Find how many lines in the material below contain the word "they" and give only that number.

** Opening Entries supplied block **

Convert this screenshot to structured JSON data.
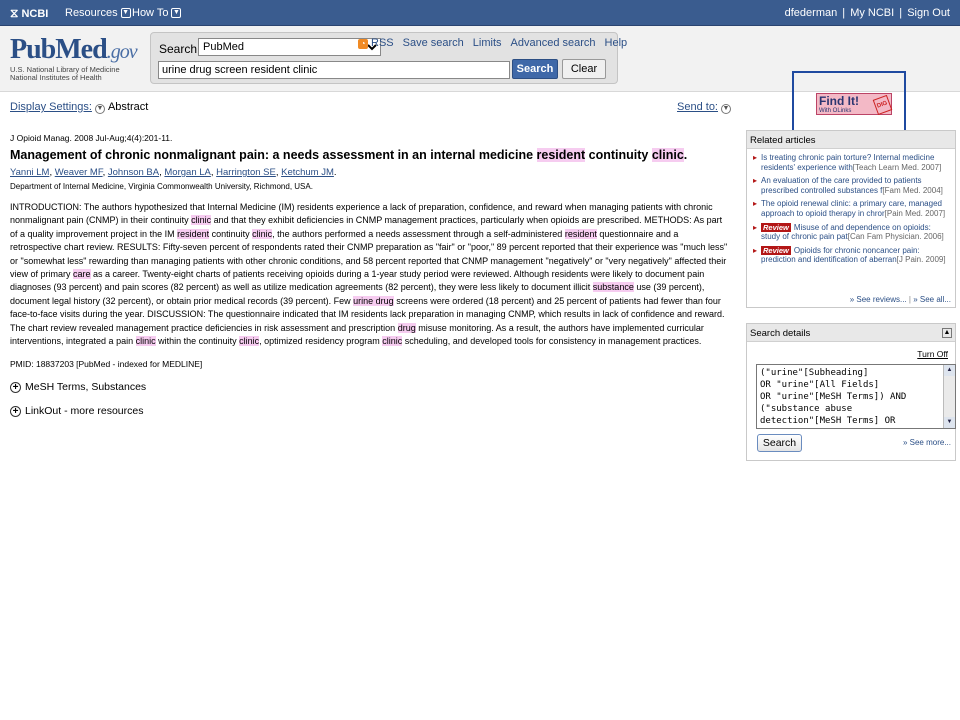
{
  "topbar": {
    "ncbi": "NCBI",
    "resources": "Resources",
    "howto": "How To",
    "user": "dfederman",
    "my_ncbi": "My NCBI",
    "sign_out": "Sign Out"
  },
  "header": {
    "brand_pub": "PubMed",
    "brand_gov": ".gov",
    "sub1": "U.S. National Library of Medicine",
    "sub2": "National Institutes of Health",
    "search_label": "Search:",
    "database": "PubMed",
    "query": "urine drug screen resident clinic",
    "search_btn": "Search",
    "clear_btn": "Clear",
    "links": {
      "rss": "RSS",
      "save": "Save search",
      "limits": "Limits",
      "advanced": "Advanced search",
      "help": "Help"
    }
  },
  "display": {
    "settings": "Display Settings:",
    "format": "Abstract",
    "send_to": "Send to:"
  },
  "article": {
    "citation": "J Opioid Manag. 2008 Jul-Aug;4(4):201-11.",
    "title_a": "Management of chronic nonmalignant pain: a needs assessment in an internal medicine ",
    "title_hl1": "resident",
    "title_b": " continuity ",
    "title_hl2": "clinic",
    "title_c": ".",
    "authors": [
      "Yanni LM",
      "Weaver MF",
      "Johnson BA",
      "Morgan LA",
      "Harrington SE",
      "Ketchum JM"
    ],
    "affiliation": "Department of Internal Medicine, Virginia Commonwealth University, Richmond, USA.",
    "abstract_parts": [
      {
        "t": "INTRODUCTION: The authors hypothesized that Internal Medicine (IM) residents experience a lack of preparation, confidence, and reward when managing patients with chronic nonmalignant pain (CNMP) in their continuity "
      },
      {
        "t": "clinic",
        "hl": true
      },
      {
        "t": " and that they exhibit deficiencies in CNMP management practices, particularly when opioids are prescribed. METHODS: As part of a quality improvement project in the IM "
      },
      {
        "t": "resident",
        "hl": true
      },
      {
        "t": " continuity "
      },
      {
        "t": "clinic",
        "hl": true
      },
      {
        "t": ", the authors performed a needs assessment through a self-administered "
      },
      {
        "t": "resident",
        "hl": true
      },
      {
        "t": " questionnaire and a retrospective chart review. RESULTS: Fifty-seven percent of respondents rated their CNMP preparation as \"fair\" or \"poor,\" 89 percent reported that their experience was \"much less\" or \"somewhat less\" rewarding than managing patients with other chronic conditions, and 58 percent reported that CNMP management \"negatively\" or \"very negatively\" affected their view of primary "
      },
      {
        "t": "care",
        "hl": true
      },
      {
        "t": " as a career. Twenty-eight charts of patients receiving opioids during a 1-year study period were reviewed. Although residents were likely to document pain diagnoses (93 percent) and pain scores (82 percent) as well as utilize medication agreements (82 percent), they were less likely to document illicit "
      },
      {
        "t": "substance",
        "hl": true
      },
      {
        "t": " use (39 percent), document legal history (32 percent), or obtain prior medical records (39 percent). Few "
      },
      {
        "t": "urine drug",
        "hl": true
      },
      {
        "t": " screens were ordered (18 percent) and 25 percent of patients had fewer than four face-to-face visits during the year. DISCUSSION: The questionnaire indicated that IM residents lack preparation in managing CNMP, which results in lack of confidence and reward. The chart review revealed management practice deficiencies in risk assessment and prescription "
      },
      {
        "t": "drug",
        "hl": true
      },
      {
        "t": " misuse monitoring. As a result, the authors have implemented curricular interventions, integrated a pain "
      },
      {
        "t": "clinic",
        "hl": true
      },
      {
        "t": " within the continuity "
      },
      {
        "t": "clinic",
        "hl": true
      },
      {
        "t": ", optimized residency program "
      },
      {
        "t": "clinic",
        "hl": true
      },
      {
        "t": " scheduling, and developed tools for consistency in management practices."
      }
    ],
    "pmid": "PMID: 18837203 [PubMed - indexed for MEDLINE]",
    "mesh": "MeSH Terms, Substances",
    "linkout": "LinkOut - more resources"
  },
  "findit": {
    "label": "Find It!",
    "small": "With OLinks",
    "stamp": "DIG"
  },
  "related": {
    "title": "Related articles",
    "items": [
      {
        "text": "Is treating chronic pain torture? Internal medicine residents' experience with",
        "src": "[Teach Learn Med. 2007]"
      },
      {
        "text": "An evaluation of the care provided to patients prescribed controlled substances f",
        "src": "[Fam Med. 2004]"
      },
      {
        "text": "The opioid renewal clinic: a primary care, managed approach to opioid therapy in chror",
        "src": "[Pain Med. 2007]"
      },
      {
        "review": "Review",
        "text": "Misuse of and dependence on opioids: study of chronic pain pat",
        "src": "[Can Fam Physician. 2006]"
      },
      {
        "review": "Review",
        "text": "Opioids for chronic noncancer pain: prediction and identification of aberran",
        "src": "[J Pain. 2009]"
      }
    ],
    "see_reviews": "» See reviews...",
    "see_all": "» See all..."
  },
  "search_details": {
    "title": "Search details",
    "turn_off": "Turn Off",
    "query_text": "(\"urine\"[Subheading]\nOR \"urine\"[All Fields]\nOR \"urine\"[MeSH Terms]) AND\n(\"substance abuse\ndetection\"[MeSH Terms] OR",
    "search_btn": "Search",
    "see_more": "» See more..."
  }
}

** Closing Entries supplied block **

■ Response area ■
2